(Raw records)
......
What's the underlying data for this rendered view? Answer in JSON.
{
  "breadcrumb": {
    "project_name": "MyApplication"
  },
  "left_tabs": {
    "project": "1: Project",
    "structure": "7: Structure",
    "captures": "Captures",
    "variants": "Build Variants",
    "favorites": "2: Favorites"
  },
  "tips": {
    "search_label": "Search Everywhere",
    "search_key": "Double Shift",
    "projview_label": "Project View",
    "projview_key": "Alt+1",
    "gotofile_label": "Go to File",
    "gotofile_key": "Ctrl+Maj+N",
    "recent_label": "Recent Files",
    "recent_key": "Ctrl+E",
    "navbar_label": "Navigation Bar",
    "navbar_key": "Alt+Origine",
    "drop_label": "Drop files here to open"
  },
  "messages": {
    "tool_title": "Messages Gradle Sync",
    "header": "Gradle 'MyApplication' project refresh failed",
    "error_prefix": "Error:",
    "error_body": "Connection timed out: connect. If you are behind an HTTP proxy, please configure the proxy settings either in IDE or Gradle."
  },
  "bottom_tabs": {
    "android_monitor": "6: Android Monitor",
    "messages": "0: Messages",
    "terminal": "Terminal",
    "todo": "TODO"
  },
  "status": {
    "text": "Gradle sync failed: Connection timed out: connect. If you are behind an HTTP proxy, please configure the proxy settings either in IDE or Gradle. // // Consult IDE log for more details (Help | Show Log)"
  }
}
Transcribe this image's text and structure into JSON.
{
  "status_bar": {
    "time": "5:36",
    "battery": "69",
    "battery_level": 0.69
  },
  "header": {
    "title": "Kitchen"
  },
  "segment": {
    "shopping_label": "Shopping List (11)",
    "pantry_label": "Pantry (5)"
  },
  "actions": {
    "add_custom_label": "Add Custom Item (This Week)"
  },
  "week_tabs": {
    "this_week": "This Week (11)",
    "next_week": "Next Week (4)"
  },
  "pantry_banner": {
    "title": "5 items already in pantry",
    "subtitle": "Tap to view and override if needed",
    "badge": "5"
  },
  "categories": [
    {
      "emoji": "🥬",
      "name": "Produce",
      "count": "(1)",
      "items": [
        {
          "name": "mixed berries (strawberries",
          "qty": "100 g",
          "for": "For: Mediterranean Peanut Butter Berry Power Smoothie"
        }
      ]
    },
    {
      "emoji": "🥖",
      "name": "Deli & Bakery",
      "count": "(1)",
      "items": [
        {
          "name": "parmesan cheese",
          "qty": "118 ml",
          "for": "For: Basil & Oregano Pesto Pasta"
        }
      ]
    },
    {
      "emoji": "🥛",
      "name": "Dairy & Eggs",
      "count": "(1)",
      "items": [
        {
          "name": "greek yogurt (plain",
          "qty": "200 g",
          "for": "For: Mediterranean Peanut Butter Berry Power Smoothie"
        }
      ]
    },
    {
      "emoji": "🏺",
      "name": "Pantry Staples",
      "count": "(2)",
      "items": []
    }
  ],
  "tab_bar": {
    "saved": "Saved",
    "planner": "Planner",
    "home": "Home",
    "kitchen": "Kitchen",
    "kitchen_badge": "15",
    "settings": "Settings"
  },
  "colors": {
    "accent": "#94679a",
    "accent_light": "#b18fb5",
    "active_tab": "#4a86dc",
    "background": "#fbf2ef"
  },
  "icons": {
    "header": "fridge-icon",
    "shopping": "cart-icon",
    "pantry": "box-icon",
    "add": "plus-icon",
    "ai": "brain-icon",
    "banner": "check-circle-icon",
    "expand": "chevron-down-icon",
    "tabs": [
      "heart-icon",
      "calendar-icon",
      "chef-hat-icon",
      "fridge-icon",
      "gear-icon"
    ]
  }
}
......
| TASK |
Which lines hold the word "failed"? Copy every one of them.

| WRITTEN RESPONSE |
    "header": "Gradle 'MyApplication' project refresh failed",
    "text": "Gradle sync failed: Connection timed out: connect. If you are behind an HTTP proxy, please configure the proxy settings either in IDE or Gradle. // // Consult IDE log for more details (Help | Show Log)"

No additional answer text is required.